> _What is expected_
Work out the number of lines containing "ΠΑΠΠΑΣ". Answer with nothing but that number.

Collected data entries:
-- START --
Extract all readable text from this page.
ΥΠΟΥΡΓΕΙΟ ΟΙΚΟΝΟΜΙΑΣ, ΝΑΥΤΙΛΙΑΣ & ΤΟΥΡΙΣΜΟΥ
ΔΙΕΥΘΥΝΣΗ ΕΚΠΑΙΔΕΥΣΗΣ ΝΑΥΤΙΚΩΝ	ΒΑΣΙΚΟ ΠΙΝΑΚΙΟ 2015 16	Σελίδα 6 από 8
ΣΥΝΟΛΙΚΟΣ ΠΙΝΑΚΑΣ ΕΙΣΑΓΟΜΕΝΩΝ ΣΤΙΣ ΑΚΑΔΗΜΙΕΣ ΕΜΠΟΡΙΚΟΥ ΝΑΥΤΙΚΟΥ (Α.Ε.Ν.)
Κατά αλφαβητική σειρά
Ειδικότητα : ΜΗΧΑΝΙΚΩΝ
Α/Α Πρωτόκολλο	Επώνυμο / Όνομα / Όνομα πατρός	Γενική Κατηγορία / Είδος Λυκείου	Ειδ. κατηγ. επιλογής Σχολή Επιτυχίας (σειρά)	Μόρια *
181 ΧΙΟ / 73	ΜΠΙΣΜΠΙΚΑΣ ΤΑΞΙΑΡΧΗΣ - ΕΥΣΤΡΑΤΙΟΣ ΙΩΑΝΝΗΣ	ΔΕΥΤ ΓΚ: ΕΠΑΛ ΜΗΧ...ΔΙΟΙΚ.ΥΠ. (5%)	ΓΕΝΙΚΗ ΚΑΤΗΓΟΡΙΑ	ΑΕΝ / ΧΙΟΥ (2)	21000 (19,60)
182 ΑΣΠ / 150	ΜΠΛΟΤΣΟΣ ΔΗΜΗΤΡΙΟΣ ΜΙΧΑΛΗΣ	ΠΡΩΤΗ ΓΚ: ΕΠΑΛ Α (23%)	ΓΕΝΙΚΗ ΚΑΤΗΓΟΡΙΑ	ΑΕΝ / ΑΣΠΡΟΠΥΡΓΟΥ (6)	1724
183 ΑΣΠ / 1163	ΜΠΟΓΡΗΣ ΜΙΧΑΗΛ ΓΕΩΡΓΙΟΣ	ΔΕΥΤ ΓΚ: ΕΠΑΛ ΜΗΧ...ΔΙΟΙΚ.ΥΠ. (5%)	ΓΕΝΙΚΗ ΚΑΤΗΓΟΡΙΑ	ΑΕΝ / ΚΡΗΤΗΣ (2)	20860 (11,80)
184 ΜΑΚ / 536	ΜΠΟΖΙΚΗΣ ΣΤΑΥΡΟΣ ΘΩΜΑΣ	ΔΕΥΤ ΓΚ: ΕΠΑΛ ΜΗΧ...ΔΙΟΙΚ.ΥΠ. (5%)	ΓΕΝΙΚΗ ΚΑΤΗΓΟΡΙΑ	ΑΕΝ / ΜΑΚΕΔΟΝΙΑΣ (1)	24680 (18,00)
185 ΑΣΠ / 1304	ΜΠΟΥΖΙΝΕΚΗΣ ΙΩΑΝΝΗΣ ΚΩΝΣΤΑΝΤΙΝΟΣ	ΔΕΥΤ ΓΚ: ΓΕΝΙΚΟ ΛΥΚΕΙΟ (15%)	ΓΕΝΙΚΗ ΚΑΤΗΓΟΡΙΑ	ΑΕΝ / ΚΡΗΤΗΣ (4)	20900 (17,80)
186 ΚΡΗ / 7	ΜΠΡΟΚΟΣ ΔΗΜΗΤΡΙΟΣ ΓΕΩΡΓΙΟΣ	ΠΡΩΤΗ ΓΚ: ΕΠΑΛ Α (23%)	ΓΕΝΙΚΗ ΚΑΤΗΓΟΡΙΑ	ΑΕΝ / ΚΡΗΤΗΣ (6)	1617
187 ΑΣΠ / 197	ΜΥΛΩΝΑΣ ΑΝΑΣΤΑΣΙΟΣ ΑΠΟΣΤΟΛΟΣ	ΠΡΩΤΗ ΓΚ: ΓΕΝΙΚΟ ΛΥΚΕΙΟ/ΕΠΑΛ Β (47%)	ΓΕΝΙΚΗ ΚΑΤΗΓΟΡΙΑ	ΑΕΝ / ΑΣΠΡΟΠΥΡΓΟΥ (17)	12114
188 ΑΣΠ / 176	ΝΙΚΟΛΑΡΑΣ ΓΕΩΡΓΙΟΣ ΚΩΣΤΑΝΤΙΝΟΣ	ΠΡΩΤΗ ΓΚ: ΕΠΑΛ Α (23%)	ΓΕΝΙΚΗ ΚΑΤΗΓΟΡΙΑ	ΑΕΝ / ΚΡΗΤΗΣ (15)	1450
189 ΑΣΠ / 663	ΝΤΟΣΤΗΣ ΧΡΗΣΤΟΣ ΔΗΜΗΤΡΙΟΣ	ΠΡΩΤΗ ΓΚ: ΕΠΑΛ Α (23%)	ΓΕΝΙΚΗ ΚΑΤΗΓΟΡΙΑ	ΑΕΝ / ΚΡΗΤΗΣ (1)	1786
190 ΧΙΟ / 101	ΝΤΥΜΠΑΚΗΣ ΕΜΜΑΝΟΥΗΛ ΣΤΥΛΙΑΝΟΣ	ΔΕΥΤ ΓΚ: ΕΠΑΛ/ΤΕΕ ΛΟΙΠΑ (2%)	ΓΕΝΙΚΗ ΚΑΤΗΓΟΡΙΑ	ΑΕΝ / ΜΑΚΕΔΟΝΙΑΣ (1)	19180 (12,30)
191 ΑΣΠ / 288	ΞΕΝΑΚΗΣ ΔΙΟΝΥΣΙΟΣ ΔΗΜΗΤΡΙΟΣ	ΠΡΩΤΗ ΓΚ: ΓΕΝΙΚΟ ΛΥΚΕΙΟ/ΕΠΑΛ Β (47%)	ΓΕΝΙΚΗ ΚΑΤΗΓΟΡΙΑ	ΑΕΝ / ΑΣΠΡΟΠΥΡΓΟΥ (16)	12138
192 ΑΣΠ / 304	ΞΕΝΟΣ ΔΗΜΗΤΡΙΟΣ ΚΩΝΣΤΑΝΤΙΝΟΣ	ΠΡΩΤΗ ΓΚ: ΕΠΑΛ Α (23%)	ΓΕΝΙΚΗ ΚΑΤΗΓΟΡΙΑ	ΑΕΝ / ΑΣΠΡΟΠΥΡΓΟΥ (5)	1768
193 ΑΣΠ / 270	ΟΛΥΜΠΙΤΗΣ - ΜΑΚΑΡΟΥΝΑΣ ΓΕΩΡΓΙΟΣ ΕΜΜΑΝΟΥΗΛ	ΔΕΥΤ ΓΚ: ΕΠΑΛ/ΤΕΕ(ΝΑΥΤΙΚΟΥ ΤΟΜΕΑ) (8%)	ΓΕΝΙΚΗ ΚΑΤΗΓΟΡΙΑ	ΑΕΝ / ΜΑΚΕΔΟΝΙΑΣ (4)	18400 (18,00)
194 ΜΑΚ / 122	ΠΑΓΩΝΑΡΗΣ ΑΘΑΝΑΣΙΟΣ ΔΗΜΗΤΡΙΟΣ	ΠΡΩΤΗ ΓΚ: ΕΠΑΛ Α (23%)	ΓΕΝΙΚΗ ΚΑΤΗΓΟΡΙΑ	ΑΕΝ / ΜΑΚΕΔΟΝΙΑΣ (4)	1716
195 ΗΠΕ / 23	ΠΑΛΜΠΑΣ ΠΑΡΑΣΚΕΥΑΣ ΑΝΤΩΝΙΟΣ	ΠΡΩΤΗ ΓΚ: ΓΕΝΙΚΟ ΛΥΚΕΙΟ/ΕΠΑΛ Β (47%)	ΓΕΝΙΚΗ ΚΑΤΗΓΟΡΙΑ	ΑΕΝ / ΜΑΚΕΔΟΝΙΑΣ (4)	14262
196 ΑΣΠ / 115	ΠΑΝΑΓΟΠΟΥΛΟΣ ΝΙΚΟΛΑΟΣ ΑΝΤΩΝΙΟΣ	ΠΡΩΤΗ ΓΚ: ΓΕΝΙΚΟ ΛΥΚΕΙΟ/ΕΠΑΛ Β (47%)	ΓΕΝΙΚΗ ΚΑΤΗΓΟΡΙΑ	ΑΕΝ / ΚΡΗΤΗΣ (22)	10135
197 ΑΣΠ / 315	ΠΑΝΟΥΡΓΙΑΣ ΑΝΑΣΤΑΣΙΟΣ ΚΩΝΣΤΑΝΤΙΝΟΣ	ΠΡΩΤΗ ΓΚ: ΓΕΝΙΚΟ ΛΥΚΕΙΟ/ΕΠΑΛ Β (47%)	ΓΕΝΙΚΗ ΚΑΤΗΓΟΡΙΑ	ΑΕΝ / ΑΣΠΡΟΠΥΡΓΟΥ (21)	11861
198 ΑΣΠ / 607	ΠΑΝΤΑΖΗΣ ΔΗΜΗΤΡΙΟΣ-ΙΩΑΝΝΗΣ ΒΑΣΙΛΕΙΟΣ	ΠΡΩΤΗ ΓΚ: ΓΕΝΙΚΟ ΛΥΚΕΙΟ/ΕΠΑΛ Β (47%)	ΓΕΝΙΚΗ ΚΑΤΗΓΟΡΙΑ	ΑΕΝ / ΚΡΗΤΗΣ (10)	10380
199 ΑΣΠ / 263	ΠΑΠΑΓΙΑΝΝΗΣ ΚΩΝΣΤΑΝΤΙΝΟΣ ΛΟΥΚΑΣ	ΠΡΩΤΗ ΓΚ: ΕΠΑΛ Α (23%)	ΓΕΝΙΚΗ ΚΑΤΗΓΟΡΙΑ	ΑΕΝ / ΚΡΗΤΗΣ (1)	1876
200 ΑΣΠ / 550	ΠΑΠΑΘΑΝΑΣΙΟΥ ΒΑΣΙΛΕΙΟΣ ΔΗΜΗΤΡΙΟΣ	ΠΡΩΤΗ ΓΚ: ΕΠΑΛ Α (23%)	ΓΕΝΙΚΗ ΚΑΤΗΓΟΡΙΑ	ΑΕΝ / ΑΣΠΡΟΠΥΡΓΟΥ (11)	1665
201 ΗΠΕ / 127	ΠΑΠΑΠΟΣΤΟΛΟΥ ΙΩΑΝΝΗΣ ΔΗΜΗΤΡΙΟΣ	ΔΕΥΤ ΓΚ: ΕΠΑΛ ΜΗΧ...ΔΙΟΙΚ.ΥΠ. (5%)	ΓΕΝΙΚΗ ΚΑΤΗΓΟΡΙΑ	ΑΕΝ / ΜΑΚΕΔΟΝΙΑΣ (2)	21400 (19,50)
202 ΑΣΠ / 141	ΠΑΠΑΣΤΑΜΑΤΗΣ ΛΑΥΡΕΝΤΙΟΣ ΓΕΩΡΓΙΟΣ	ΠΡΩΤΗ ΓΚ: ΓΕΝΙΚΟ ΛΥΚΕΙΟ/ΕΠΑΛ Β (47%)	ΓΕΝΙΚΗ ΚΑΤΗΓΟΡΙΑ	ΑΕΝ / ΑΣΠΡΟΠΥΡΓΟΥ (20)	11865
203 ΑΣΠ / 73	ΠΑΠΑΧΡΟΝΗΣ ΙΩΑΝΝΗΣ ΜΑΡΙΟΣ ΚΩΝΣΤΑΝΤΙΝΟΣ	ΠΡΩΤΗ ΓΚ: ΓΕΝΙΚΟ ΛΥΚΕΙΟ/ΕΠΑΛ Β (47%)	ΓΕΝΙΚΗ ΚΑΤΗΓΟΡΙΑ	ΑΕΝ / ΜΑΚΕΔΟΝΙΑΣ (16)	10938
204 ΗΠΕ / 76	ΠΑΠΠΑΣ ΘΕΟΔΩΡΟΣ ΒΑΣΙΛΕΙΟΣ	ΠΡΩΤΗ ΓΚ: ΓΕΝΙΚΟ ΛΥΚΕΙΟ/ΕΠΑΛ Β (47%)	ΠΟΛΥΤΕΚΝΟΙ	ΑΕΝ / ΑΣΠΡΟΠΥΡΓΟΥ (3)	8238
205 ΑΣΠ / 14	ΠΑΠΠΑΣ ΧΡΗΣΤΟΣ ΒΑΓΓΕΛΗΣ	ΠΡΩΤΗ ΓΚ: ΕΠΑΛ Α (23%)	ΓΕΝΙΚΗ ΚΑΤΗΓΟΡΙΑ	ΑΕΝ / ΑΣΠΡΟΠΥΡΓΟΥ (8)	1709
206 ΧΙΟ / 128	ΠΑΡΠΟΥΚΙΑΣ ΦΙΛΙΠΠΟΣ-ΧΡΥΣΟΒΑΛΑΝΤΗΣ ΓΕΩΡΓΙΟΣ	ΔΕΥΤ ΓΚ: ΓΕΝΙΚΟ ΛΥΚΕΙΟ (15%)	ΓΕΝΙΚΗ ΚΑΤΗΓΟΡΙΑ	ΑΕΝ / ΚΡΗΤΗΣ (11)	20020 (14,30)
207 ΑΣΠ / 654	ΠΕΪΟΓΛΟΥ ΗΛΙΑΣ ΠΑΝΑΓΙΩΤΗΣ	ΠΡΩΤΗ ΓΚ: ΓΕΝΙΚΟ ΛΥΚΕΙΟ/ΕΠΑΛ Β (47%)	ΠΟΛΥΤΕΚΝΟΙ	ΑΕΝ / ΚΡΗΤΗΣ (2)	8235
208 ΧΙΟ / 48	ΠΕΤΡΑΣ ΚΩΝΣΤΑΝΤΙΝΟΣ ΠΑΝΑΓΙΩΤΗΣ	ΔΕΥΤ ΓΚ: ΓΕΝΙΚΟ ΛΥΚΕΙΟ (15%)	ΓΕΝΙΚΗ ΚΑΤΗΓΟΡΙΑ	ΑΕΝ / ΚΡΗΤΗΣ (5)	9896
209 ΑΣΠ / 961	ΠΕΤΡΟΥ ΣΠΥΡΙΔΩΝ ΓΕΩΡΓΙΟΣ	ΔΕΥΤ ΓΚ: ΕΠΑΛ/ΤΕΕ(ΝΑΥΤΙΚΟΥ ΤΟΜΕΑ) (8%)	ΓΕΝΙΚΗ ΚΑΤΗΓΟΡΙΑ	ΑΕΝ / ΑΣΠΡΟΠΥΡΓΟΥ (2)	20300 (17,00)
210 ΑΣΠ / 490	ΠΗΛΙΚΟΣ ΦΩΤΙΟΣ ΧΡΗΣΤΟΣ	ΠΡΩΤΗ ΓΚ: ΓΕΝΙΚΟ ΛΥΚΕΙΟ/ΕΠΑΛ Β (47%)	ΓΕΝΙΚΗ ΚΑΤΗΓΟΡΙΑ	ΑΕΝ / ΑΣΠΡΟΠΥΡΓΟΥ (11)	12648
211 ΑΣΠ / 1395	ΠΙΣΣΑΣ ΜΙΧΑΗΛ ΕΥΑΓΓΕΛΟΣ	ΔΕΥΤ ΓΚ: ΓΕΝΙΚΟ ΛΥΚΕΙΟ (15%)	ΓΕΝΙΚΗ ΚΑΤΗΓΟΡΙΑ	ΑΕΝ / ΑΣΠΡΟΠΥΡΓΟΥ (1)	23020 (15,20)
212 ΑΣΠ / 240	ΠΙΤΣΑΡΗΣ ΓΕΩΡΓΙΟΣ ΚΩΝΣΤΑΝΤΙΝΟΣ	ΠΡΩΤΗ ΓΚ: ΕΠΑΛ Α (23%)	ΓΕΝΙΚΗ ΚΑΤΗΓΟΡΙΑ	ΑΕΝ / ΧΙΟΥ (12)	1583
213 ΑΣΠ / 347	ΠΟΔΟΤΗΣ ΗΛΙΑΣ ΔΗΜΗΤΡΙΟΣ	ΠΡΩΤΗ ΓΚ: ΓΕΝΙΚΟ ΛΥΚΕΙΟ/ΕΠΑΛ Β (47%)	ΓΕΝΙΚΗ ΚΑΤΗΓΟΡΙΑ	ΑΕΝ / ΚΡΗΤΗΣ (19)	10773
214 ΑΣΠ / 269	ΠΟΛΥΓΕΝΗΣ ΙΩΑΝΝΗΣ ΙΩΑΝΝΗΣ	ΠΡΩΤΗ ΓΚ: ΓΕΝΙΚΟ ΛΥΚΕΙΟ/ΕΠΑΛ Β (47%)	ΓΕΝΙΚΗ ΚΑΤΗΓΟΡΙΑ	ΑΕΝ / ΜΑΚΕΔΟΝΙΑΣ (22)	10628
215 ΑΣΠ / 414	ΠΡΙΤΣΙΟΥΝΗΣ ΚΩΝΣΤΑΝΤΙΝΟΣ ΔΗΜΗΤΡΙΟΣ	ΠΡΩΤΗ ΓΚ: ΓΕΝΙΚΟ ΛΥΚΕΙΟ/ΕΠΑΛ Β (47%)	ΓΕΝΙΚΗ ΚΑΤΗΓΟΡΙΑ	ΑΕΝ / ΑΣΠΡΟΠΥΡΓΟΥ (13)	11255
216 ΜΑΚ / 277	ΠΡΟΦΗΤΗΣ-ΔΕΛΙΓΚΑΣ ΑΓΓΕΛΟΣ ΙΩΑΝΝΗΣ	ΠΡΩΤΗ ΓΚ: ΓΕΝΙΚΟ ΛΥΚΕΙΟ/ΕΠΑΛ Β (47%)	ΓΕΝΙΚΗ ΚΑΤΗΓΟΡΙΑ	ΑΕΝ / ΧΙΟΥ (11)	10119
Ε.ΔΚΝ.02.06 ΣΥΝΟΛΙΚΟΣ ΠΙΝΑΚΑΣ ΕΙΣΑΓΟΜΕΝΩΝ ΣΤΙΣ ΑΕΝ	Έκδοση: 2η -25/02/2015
-- END --
> _Answer to the task_
2